» RECORDS SHOWN
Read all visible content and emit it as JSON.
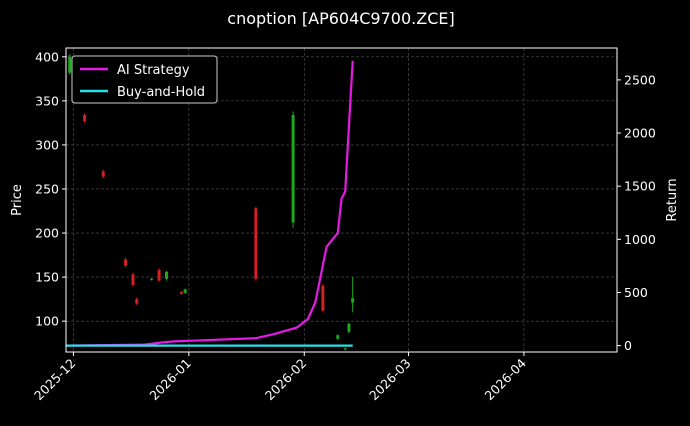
{
  "chart_data": {
    "type": "line",
    "title": "cnoption [AP604C9700.ZCE]",
    "ylabel_left": "Price",
    "ylabel_right": "Return",
    "xlabel": "",
    "x_range": [
      "2025-11-29",
      "2026-04-26"
    ],
    "ylim_left": [
      65,
      410
    ],
    "ylim_right": [
      -60,
      2800
    ],
    "x_ticks": [
      "2025-12-01",
      "2026-01-01",
      "2026-02-01",
      "2026-03-01",
      "2026-04-01"
    ],
    "x_tick_labels": [
      "2025-12",
      "2026-01",
      "2026-02",
      "2026-03",
      "2026-04"
    ],
    "y_ticks_left": [
      100,
      150,
      200,
      250,
      300,
      350,
      400
    ],
    "y_ticks_right": [
      0,
      500,
      1000,
      1500,
      2000,
      2500
    ],
    "grid": true,
    "legend_position": "top-left",
    "colors": {
      "background": "#000000",
      "ai_strategy": "#e619e6",
      "buy_and_hold": "#22e2e8",
      "candle_up": "#1fa81f",
      "candle_down": "#d42020",
      "grid": "#555555",
      "text": "#ffffff"
    },
    "series": [
      {
        "name": "AI Strategy",
        "axis": "right",
        "points": [
          [
            "2025-11-29",
            0
          ],
          [
            "2025-12-20",
            10
          ],
          [
            "2025-12-25",
            30
          ],
          [
            "2025-12-28",
            40
          ],
          [
            "2026-01-01",
            45
          ],
          [
            "2026-01-19",
            70
          ],
          [
            "2026-01-24",
            110
          ],
          [
            "2026-01-30",
            170
          ],
          [
            "2026-02-02",
            250
          ],
          [
            "2026-02-04",
            410
          ],
          [
            "2026-02-07",
            930
          ],
          [
            "2026-02-10",
            1060
          ],
          [
            "2026-02-11",
            1380
          ],
          [
            "2026-02-12",
            1450
          ],
          [
            "2026-02-14",
            2680
          ]
        ]
      },
      {
        "name": "Buy-and-Hold",
        "axis": "right",
        "points": [
          [
            "2025-11-29",
            0
          ],
          [
            "2026-02-14",
            0
          ]
        ]
      }
    ],
    "candles": [
      {
        "date": "2025-11-30",
        "open": 382,
        "close": 400,
        "high": 403,
        "low": 380
      },
      {
        "date": "2025-12-04",
        "open": 334,
        "close": 327,
        "high": 336,
        "low": 325
      },
      {
        "date": "2025-12-09",
        "open": 270,
        "close": 264,
        "high": 272,
        "low": 262
      },
      {
        "date": "2025-12-15",
        "open": 170,
        "close": 163,
        "high": 172,
        "low": 161
      },
      {
        "date": "2025-12-17",
        "open": 153,
        "close": 141,
        "high": 155,
        "low": 139
      },
      {
        "date": "2025-12-18",
        "open": 125,
        "close": 120,
        "high": 127,
        "low": 118
      },
      {
        "date": "2025-12-22",
        "open": 147,
        "close": 148,
        "high": 149,
        "low": 146
      },
      {
        "date": "2025-12-24",
        "open": 158,
        "close": 146,
        "high": 160,
        "low": 145
      },
      {
        "date": "2025-12-26",
        "open": 148,
        "close": 156,
        "high": 157,
        "low": 146
      },
      {
        "date": "2025-12-30",
        "open": 133,
        "close": 131,
        "high": 134,
        "low": 130
      },
      {
        "date": "2025-12-31",
        "open": 132,
        "close": 136,
        "high": 137,
        "low": 131
      },
      {
        "date": "2026-01-19",
        "open": 228,
        "close": 148,
        "high": 230,
        "low": 146
      },
      {
        "date": "2026-01-29",
        "open": 212,
        "close": 334,
        "high": 338,
        "low": 206
      },
      {
        "date": "2026-02-06",
        "open": 140,
        "close": 112,
        "high": 142,
        "low": 110
      },
      {
        "date": "2026-02-10",
        "open": 80,
        "close": 84,
        "high": 85,
        "low": 79
      },
      {
        "date": "2026-02-12",
        "open": 68,
        "close": 69,
        "high": 70,
        "low": 67
      },
      {
        "date": "2026-02-13",
        "open": 88,
        "close": 97,
        "high": 98,
        "low": 86
      },
      {
        "date": "2026-02-14",
        "open": 121,
        "close": 126,
        "high": 150,
        "low": 110
      }
    ]
  }
}
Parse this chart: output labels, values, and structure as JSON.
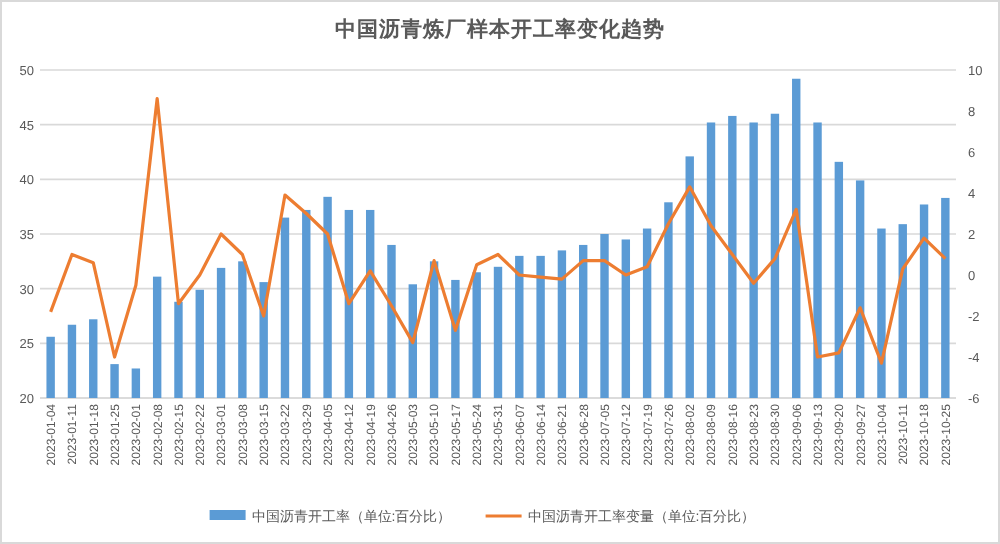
{
  "chart_data": {
    "type": "bar",
    "title": "中国沥青炼厂样本开工率变化趋势",
    "categories": [
      "2023-01-04",
      "2023-01-11",
      "2023-01-18",
      "2023-01-25",
      "2023-02-01",
      "2023-02-08",
      "2023-02-15",
      "2023-02-22",
      "2023-03-01",
      "2023-03-08",
      "2023-03-15",
      "2023-03-22",
      "2023-03-29",
      "2023-04-05",
      "2023-04-12",
      "2023-04-19",
      "2023-04-26",
      "2023-05-03",
      "2023-05-10",
      "2023-05-17",
      "2023-05-24",
      "2023-05-31",
      "2023-06-07",
      "2023-06-14",
      "2023-06-21",
      "2023-06-28",
      "2023-07-05",
      "2023-07-12",
      "2023-07-19",
      "2023-07-26",
      "2023-08-02",
      "2023-08-09",
      "2023-08-16",
      "2023-08-23",
      "2023-08-30",
      "2023-09-06",
      "2023-09-13",
      "2023-09-20",
      "2023-09-27",
      "2023-10-04",
      "2023-10-11",
      "2023-10-18",
      "2023-10-25"
    ],
    "series": [
      {
        "name": "中国沥青开工率（单位:百分比）",
        "color": "#5b9bd5",
        "values": [
          25.6,
          26.7,
          27.2,
          23.1,
          22.7,
          31.1,
          28.8,
          29.9,
          31.9,
          32.5,
          30.6,
          36.5,
          37.2,
          38.4,
          37.2,
          37.2,
          34.0,
          30.4,
          32.5,
          30.8,
          31.5,
          32.0,
          33.0,
          33.0,
          33.5,
          34.0,
          35.0,
          34.5,
          35.5,
          37.9,
          42.1,
          45.2,
          45.8,
          45.2,
          46.0,
          49.2,
          45.2,
          41.6,
          39.9,
          35.5,
          35.9,
          37.7,
          38.3
        ]
      },
      {
        "name": "中国沥青开工率变量（单位:百分比）",
        "type": "line",
        "axis": "y2",
        "color": "#ed7d31",
        "values": [
          -1.8,
          1.0,
          0.6,
          -4.0,
          -0.5,
          8.6,
          -1.4,
          0.0,
          2.0,
          1.0,
          -2.0,
          3.9,
          3.0,
          2.0,
          -1.4,
          0.2,
          -1.5,
          -3.3,
          0.7,
          -2.7,
          0.5,
          1.0,
          0.0,
          -0.1,
          -0.2,
          0.7,
          0.7,
          0.0,
          0.4,
          2.5,
          4.3,
          2.4,
          1.0,
          -0.4,
          0.8,
          3.2,
          -4.0,
          -3.8,
          -1.6,
          -4.3,
          0.3,
          1.8,
          0.8
        ]
      }
    ],
    "ylim": [
      20,
      50
    ],
    "yticks": [
      20,
      25,
      30,
      35,
      40,
      45,
      50
    ],
    "y2lim": [
      -6,
      10
    ],
    "y2ticks": [
      -6,
      -4,
      -2,
      0,
      2,
      4,
      6,
      8,
      10
    ],
    "grid": "y",
    "legend": "bottom"
  }
}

» WHAT IS REQUIRED
Each record above is to be restated exactly, with its pictures removed from the copy.

» ANSWER TO THIS TASK
Read all visible content and emit it as JSON.
{
  "chart_data": {
    "type": "line",
    "title": "cnoption [AP604C9700.ZCE]",
    "ylabel_left": "Price",
    "ylabel_right": "Return",
    "xlabel": "",
    "x_range": [
      "2025-11-29",
      "2026-04-26"
    ],
    "ylim_left": [
      65,
      410
    ],
    "ylim_right": [
      -60,
      2800
    ],
    "x_ticks": [
      "2025-12-01",
      "2026-01-01",
      "2026-02-01",
      "2026-03-01",
      "2026-04-01"
    ],
    "x_tick_labels": [
      "2025-12",
      "2026-01",
      "2026-02",
      "2026-03",
      "2026-04"
    ],
    "y_ticks_left": [
      100,
      150,
      200,
      250,
      300,
      350,
      400
    ],
    "y_ticks_right": [
      0,
      500,
      1000,
      1500,
      2000,
      2500
    ],
    "grid": true,
    "legend_position": "top-left",
    "colors": {
      "background": "#000000",
      "ai_strategy": "#e619e6",
      "buy_and_hold": "#22e2e8",
      "candle_up": "#1fa81f",
      "candle_down": "#d42020",
      "grid": "#555555",
      "text": "#ffffff"
    },
    "series": [
      {
        "name": "AI Strategy",
        "axis": "right",
        "points": [
          [
            "2025-11-29",
            0
          ],
          [
            "2025-12-20",
            10
          ],
          [
            "2025-12-25",
            30
          ],
          [
            "2025-12-28",
            40
          ],
          [
            "2026-01-01",
            45
          ],
          [
            "2026-01-19",
            70
          ],
          [
            "2026-01-24",
            110
          ],
          [
            "2026-01-30",
            170
          ],
          [
            "2026-02-02",
            250
          ],
          [
            "2026-02-04",
            410
          ],
          [
            "2026-02-07",
            930
          ],
          [
            "2026-02-10",
            1060
          ],
          [
            "2026-02-11",
            1380
          ],
          [
            "2026-02-12",
            1450
          ],
          [
            "2026-02-14",
            2680
          ]
        ]
      },
      {
        "name": "Buy-and-Hold",
        "axis": "right",
        "points": [
          [
            "2025-11-29",
            0
          ],
          [
            "2026-02-14",
            0
          ]
        ]
      }
    ],
    "candles": [
      {
        "date": "2025-11-30",
        "open": 382,
        "close": 400,
        "high": 403,
        "low": 380
      },
      {
        "date": "2025-12-04",
        "open": 334,
        "close": 327,
        "high": 336,
        "low": 325
      },
      {
        "date": "2025-12-09",
        "open": 270,
        "close": 264,
        "high": 272,
        "low": 262
      },
      {
        "date": "2025-12-15",
        "open": 170,
        "close": 163,
        "high": 172,
        "low": 161
      },
      {
        "date": "2025-12-17",
        "open": 153,
        "close": 141,
        "high": 155,
        "low": 139
      },
      {
        "date": "2025-12-18",
        "open": 125,
        "close": 120,
        "high": 127,
        "low": 118
      },
      {
        "date": "2025-12-22",
        "open": 147,
        "close": 148,
        "high": 149,
        "low": 146
      },
      {
        "date": "2025-12-24",
        "open": 158,
        "close": 146,
        "high": 160,
        "low": 145
      },
      {
        "date": "2025-12-26",
        "open": 148,
        "close": 156,
        "high": 157,
        "low": 146
      },
      {
        "date": "2025-12-30",
        "open": 133,
        "close": 131,
        "high": 134,
        "low": 130
      },
      {
        "date": "2025-12-31",
        "open": 132,
        "close": 136,
        "high": 137,
        "low": 131
      },
      {
        "date": "2026-01-19",
        "open": 228,
        "close": 148,
        "high": 230,
        "low": 146
      },
      {
        "date": "2026-01-29",
        "open": 212,
        "close": 334,
        "high": 338,
        "low": 206
      },
      {
        "date": "2026-02-06",
        "open": 140,
        "close": 112,
        "high": 142,
        "low": 110
      },
      {
        "date": "2026-02-10",
        "open": 80,
        "close": 84,
        "high": 85,
        "low": 79
      },
      {
        "date": "2026-02-12",
        "open": 68,
        "close": 69,
        "high": 70,
        "low": 67
      },
      {
        "date": "2026-02-13",
        "open": 88,
        "close": 97,
        "high": 98,
        "low": 86
      },
      {
        "date": "2026-02-14",
        "open": 121,
        "close": 126,
        "high": 150,
        "low": 110
      }
    ]
  }
}
Parse this chart: output labels, values, and structure as JSON.
{
  "chart_data": {
    "type": "bar",
    "title": "中国沥青炼厂样本开工率变化趋势",
    "categories": [
      "2023-01-04",
      "2023-01-11",
      "2023-01-18",
      "2023-01-25",
      "2023-02-01",
      "2023-02-08",
      "2023-02-15",
      "2023-02-22",
      "2023-03-01",
      "2023-03-08",
      "2023-03-15",
      "2023-03-22",
      "2023-03-29",
      "2023-04-05",
      "2023-04-12",
      "2023-04-19",
      "2023-04-26",
      "2023-05-03",
      "2023-05-10",
      "2023-05-17",
      "2023-05-24",
      "2023-05-31",
      "2023-06-07",
      "2023-06-14",
      "2023-06-21",
      "2023-06-28",
      "2023-07-05",
      "2023-07-12",
      "2023-07-19",
      "2023-07-26",
      "2023-08-02",
      "2023-08-09",
      "2023-08-16",
      "2023-08-23",
      "2023-08-30",
      "2023-09-06",
      "2023-09-13",
      "2023-09-20",
      "2023-09-27",
      "2023-10-04",
      "2023-10-11",
      "2023-10-18",
      "2023-10-25"
    ],
    "series": [
      {
        "name": "中国沥青开工率（单位:百分比）",
        "color": "#5b9bd5",
        "values": [
          25.6,
          26.7,
          27.2,
          23.1,
          22.7,
          31.1,
          28.8,
          29.9,
          31.9,
          32.5,
          30.6,
          36.5,
          37.2,
          38.4,
          37.2,
          37.2,
          34.0,
          30.4,
          32.5,
          30.8,
          31.5,
          32.0,
          33.0,
          33.0,
          33.5,
          34.0,
          35.0,
          34.5,
          35.5,
          37.9,
          42.1,
          45.2,
          45.8,
          45.2,
          46.0,
          49.2,
          45.2,
          41.6,
          39.9,
          35.5,
          35.9,
          37.7,
          38.3
        ]
      },
      {
        "name": "中国沥青开工率变量（单位:百分比）",
        "type": "line",
        "axis": "y2",
        "color": "#ed7d31",
        "values": [
          -1.8,
          1.0,
          0.6,
          -4.0,
          -0.5,
          8.6,
          -1.4,
          0.0,
          2.0,
          1.0,
          -2.0,
          3.9,
          3.0,
          2.0,
          -1.4,
          0.2,
          -1.5,
          -3.3,
          0.7,
          -2.7,
          0.5,
          1.0,
          0.0,
          -0.1,
          -0.2,
          0.7,
          0.7,
          0.0,
          0.4,
          2.5,
          4.3,
          2.4,
          1.0,
          -0.4,
          0.8,
          3.2,
          -4.0,
          -3.8,
          -1.6,
          -4.3,
          0.3,
          1.8,
          0.8
        ]
      }
    ],
    "ylim": [
      20,
      50
    ],
    "yticks": [
      20,
      25,
      30,
      35,
      40,
      45,
      50
    ],
    "y2lim": [
      -6,
      10
    ],
    "y2ticks": [
      -6,
      -4,
      -2,
      0,
      2,
      4,
      6,
      8,
      10
    ],
    "grid": "y",
    "legend": "bottom"
  }
}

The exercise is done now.